━━━ AVAILABLE RECORDS

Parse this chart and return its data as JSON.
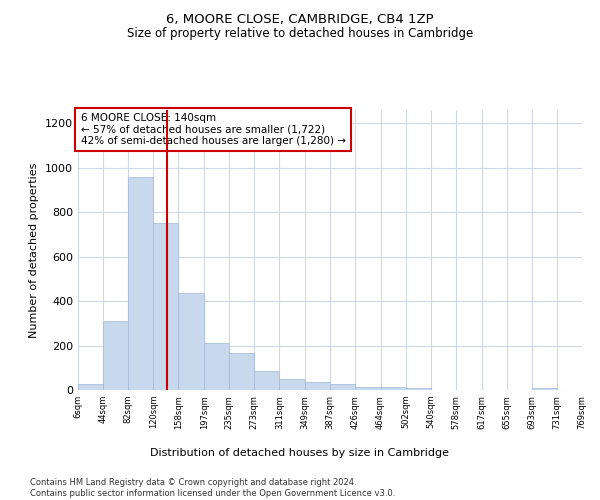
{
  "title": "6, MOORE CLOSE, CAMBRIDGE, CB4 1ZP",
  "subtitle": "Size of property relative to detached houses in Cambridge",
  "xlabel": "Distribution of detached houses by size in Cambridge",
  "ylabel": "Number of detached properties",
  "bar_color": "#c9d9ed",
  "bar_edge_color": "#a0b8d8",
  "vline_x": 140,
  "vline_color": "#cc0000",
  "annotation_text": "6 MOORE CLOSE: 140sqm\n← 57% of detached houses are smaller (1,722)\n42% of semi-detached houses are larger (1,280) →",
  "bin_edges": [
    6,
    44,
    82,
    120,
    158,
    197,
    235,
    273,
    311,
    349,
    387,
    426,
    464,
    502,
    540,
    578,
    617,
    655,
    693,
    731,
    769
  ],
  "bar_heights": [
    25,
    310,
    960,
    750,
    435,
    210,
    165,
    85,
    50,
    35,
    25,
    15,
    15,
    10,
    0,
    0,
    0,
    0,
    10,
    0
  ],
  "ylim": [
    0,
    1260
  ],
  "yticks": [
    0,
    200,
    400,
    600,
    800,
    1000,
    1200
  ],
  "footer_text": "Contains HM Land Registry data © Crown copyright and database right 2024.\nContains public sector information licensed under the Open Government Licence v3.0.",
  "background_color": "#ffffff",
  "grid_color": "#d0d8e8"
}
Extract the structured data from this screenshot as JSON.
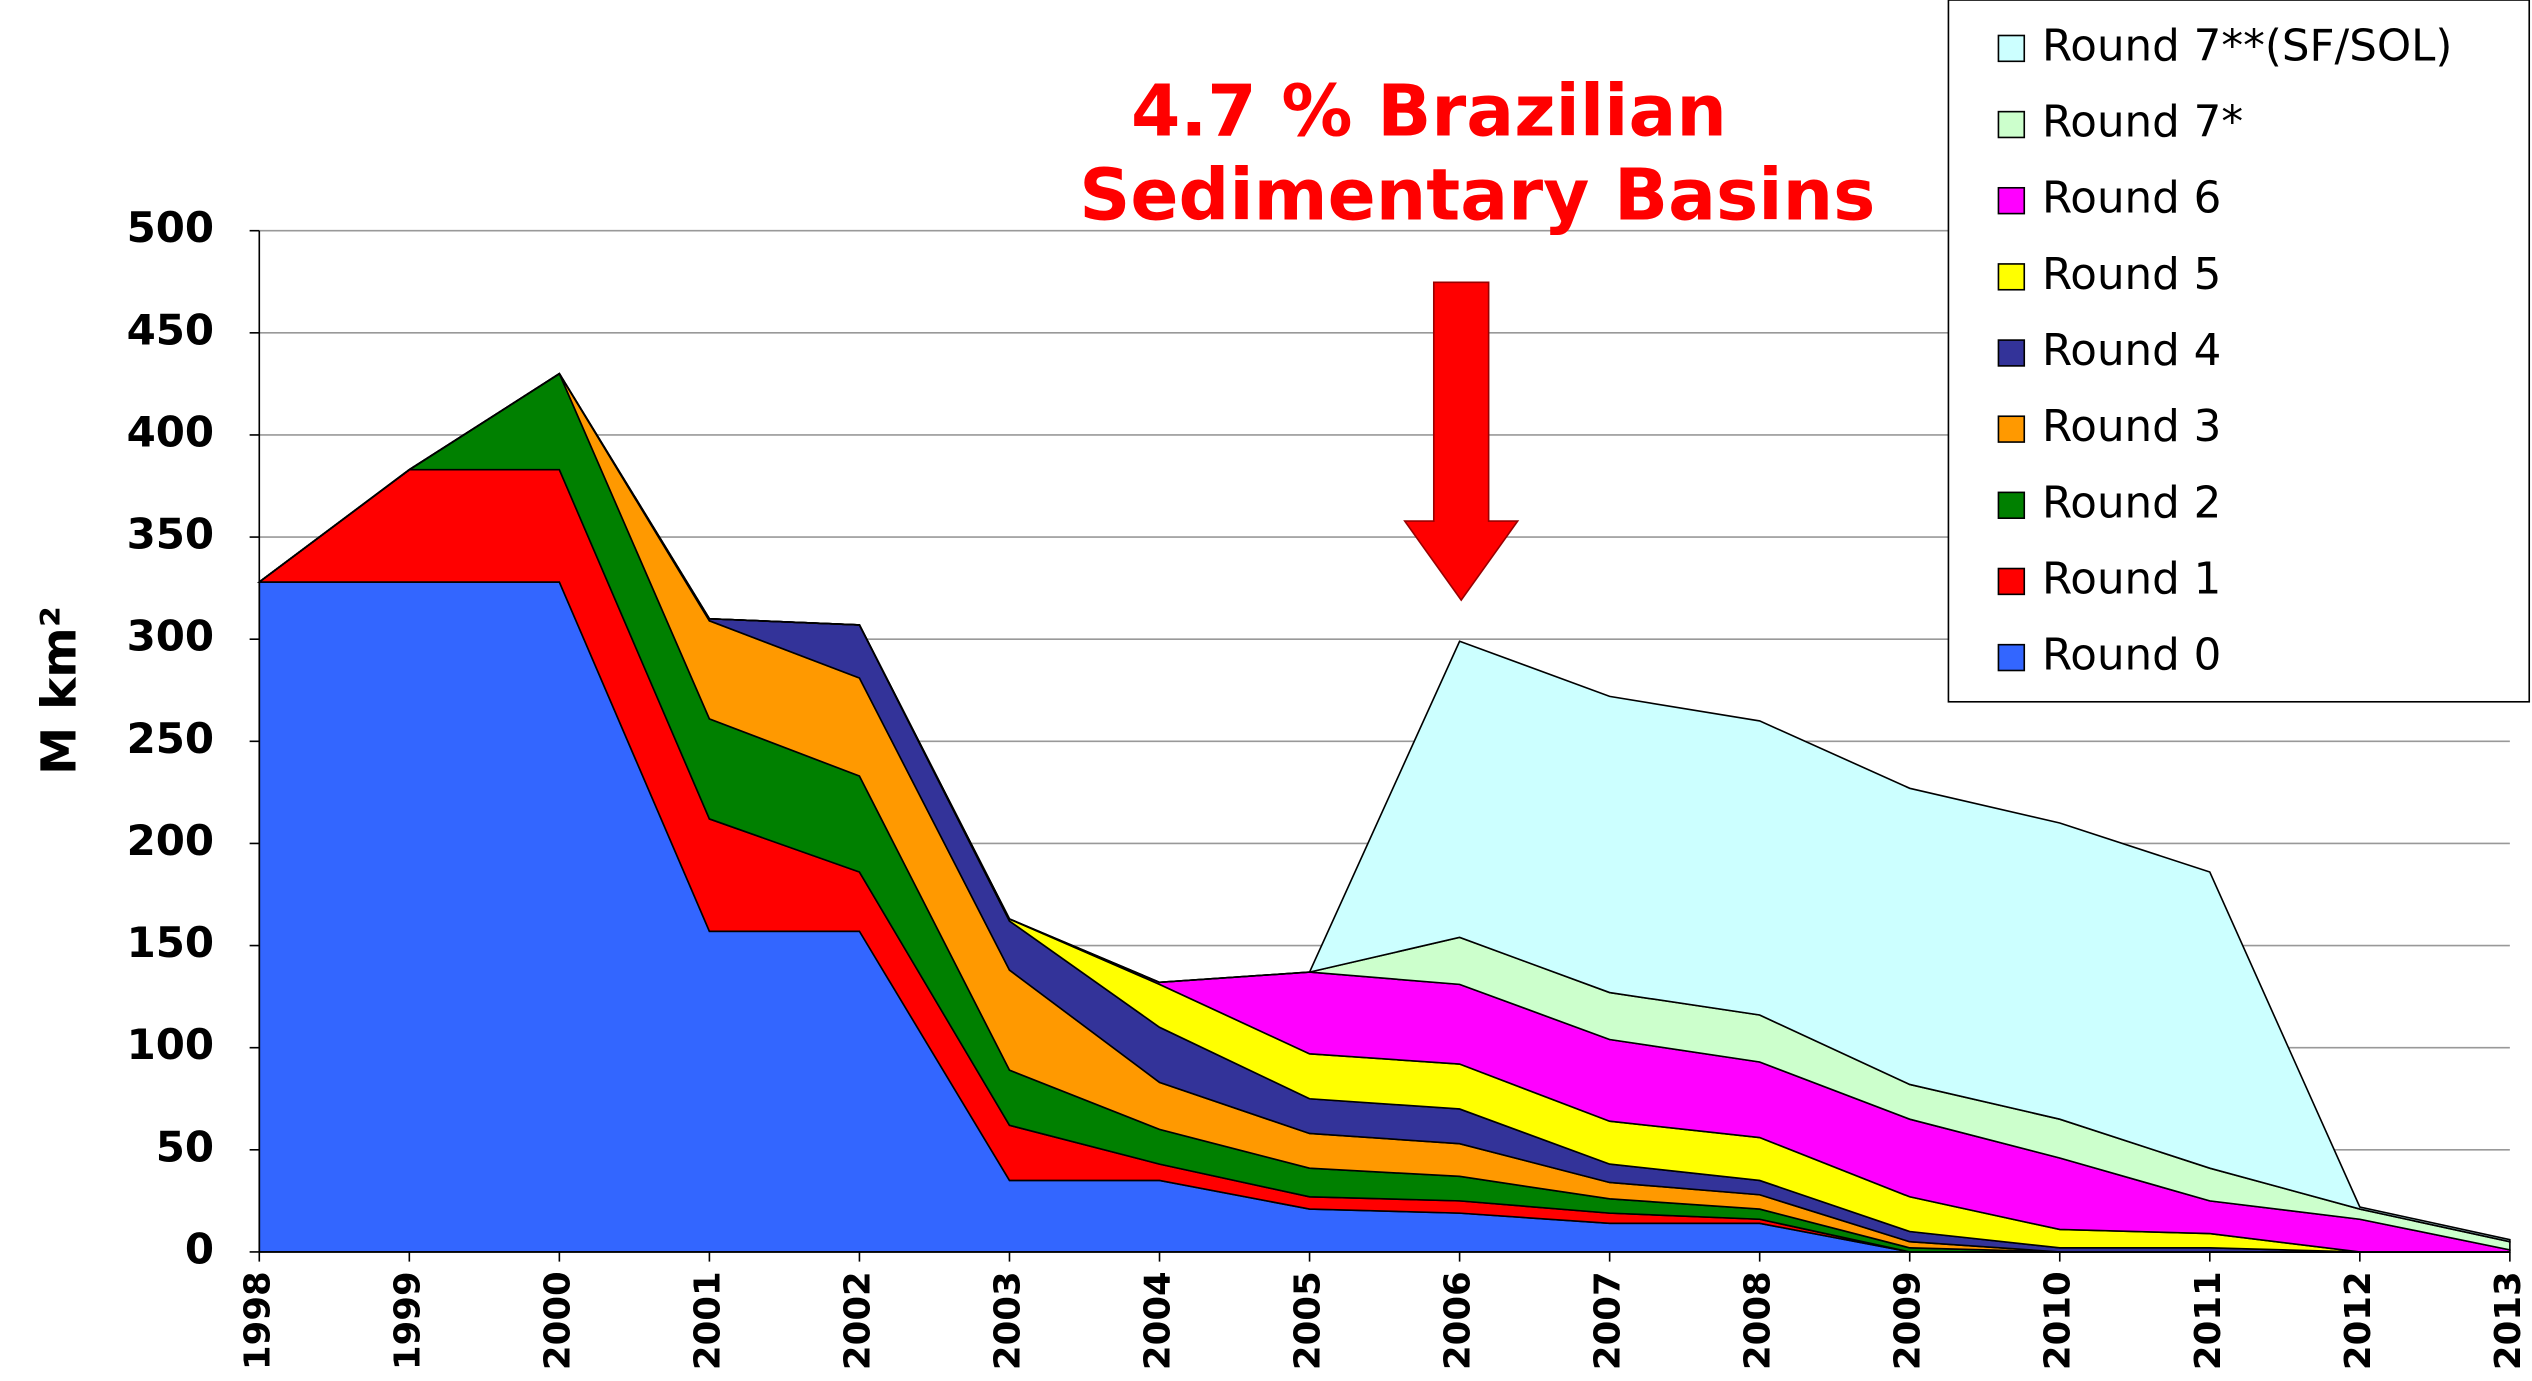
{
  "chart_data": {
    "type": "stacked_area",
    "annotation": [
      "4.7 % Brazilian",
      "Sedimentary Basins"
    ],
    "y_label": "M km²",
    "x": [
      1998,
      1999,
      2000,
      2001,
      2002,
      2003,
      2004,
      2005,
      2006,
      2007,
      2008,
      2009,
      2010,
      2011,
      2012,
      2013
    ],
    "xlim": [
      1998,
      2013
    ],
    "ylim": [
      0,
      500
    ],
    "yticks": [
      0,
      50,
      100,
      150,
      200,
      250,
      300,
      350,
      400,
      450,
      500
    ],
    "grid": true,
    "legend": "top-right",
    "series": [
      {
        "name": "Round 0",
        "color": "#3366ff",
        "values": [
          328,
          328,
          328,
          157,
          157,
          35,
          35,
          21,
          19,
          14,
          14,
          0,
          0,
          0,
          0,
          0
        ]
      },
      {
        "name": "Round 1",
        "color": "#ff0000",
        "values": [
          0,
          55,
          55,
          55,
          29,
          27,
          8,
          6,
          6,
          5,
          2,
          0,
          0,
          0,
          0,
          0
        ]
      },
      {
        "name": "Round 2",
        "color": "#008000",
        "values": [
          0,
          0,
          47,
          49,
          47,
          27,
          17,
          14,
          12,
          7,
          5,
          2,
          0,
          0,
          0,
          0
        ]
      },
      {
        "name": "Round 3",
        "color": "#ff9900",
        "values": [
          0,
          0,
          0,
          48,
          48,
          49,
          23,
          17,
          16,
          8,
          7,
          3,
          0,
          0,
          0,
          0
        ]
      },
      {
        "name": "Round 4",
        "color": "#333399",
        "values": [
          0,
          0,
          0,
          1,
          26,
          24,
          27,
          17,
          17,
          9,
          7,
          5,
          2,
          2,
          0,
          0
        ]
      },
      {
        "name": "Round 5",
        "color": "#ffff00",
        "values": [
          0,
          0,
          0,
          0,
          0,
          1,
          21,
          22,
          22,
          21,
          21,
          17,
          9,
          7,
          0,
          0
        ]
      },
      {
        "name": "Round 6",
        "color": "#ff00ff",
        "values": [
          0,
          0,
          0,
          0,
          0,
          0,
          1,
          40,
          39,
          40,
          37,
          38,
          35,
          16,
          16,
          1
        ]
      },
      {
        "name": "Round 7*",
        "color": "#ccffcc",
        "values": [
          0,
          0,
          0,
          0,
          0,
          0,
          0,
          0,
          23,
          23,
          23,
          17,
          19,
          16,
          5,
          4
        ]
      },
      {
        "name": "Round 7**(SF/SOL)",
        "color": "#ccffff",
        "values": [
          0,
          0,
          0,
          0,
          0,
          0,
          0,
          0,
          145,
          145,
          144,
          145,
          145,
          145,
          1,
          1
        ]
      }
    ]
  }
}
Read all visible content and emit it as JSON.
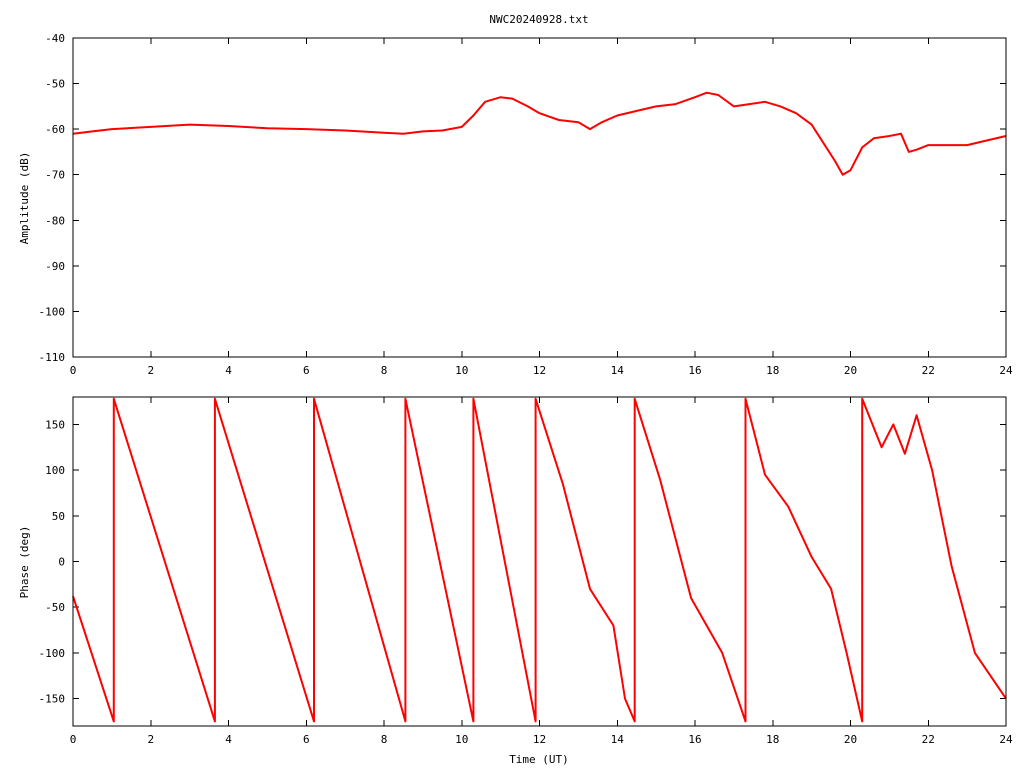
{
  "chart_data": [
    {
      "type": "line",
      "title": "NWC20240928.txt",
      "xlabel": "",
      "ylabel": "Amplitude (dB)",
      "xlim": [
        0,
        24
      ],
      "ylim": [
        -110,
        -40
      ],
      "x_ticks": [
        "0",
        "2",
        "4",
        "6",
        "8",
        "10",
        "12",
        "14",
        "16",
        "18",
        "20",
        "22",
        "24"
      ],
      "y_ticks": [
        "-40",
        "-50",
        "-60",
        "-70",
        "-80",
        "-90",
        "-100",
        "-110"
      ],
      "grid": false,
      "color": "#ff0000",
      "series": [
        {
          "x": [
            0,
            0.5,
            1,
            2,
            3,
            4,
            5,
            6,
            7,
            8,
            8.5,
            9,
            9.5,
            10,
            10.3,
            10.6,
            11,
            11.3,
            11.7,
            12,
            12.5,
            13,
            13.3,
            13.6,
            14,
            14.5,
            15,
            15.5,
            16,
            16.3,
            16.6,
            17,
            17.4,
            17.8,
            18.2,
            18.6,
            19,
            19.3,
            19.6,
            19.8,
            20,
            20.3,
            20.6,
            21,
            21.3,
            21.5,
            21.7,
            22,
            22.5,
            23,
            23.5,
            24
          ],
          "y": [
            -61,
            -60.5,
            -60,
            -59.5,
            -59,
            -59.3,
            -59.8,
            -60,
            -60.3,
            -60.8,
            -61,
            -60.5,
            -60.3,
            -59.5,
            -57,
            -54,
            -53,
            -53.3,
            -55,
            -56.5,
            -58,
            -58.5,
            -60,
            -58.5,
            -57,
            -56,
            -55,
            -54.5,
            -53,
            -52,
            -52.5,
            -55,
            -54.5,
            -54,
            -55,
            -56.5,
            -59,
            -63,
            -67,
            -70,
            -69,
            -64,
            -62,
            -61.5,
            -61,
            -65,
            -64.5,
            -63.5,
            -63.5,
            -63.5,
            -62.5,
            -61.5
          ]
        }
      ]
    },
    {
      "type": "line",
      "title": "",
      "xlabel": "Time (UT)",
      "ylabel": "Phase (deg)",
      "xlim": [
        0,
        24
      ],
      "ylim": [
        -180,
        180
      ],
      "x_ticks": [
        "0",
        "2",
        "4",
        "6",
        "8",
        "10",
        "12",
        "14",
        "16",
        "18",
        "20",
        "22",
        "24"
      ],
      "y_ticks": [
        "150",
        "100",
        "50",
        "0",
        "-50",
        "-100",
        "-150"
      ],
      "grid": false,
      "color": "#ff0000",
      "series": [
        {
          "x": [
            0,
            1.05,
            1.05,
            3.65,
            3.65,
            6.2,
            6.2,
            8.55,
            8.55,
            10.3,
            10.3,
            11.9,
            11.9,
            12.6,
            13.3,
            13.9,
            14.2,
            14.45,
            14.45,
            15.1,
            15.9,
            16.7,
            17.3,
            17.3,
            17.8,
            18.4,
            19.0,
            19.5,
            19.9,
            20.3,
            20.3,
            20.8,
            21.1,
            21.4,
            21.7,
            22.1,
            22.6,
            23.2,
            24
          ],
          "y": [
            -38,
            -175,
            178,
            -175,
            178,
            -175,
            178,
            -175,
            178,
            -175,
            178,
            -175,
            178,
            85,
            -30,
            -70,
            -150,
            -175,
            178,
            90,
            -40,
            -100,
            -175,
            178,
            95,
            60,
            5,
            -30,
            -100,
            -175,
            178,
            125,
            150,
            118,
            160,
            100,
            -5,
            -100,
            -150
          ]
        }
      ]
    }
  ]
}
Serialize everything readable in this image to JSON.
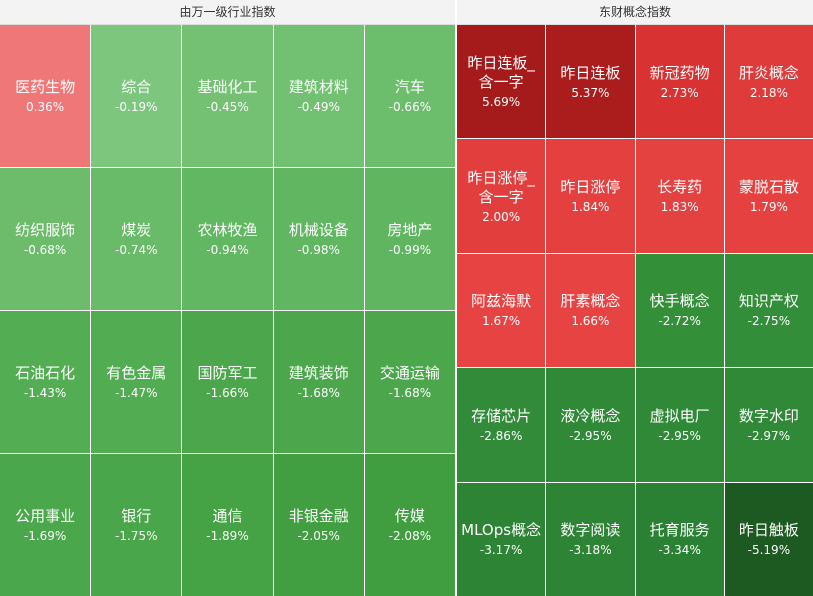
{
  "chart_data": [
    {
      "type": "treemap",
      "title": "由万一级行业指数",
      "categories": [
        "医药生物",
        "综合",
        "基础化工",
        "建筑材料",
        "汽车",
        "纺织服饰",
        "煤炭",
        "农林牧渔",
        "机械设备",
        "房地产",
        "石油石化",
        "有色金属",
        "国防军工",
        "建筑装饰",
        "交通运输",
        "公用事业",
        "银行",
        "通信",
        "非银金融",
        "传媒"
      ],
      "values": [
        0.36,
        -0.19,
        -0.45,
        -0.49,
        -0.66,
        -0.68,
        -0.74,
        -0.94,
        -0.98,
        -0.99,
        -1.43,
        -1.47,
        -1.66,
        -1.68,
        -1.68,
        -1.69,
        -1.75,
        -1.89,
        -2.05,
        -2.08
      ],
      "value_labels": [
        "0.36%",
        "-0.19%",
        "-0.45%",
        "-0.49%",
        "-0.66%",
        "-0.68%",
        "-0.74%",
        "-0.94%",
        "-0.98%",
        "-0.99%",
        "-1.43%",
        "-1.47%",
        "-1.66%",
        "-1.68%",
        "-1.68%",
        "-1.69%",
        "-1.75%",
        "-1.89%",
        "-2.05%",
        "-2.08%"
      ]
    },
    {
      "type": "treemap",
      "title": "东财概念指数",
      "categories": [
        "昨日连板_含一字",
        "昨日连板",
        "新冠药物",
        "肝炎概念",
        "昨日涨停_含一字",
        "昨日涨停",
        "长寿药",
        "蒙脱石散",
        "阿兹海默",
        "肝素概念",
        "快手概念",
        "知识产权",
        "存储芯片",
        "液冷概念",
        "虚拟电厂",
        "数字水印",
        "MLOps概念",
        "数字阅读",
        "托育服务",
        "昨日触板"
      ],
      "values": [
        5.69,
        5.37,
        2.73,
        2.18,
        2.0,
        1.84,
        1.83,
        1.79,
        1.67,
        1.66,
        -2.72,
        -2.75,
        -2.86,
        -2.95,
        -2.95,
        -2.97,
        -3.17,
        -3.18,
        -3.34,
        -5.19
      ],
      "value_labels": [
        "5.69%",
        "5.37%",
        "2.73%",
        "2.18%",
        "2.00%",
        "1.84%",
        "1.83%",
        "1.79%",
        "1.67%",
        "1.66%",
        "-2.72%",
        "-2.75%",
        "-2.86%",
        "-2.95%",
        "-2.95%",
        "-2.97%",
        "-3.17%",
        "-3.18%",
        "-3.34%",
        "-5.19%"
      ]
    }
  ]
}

━━━━━━

**TASK STATEMENT**
Copy out every line of the data that includes "houses".

**SOLUTION FOR THIS TASK**
  "subtitle": "Size of property relative to detached houses in Cambridge",
  "xlabel": "Distribution of detached houses by size in Cambridge",
  "annotation_text": "6 MOORE CLOSE: 140sqm\n← 57% of detached houses are smaller (1,722)\n42% of semi-detached houses are larger (1,280) →",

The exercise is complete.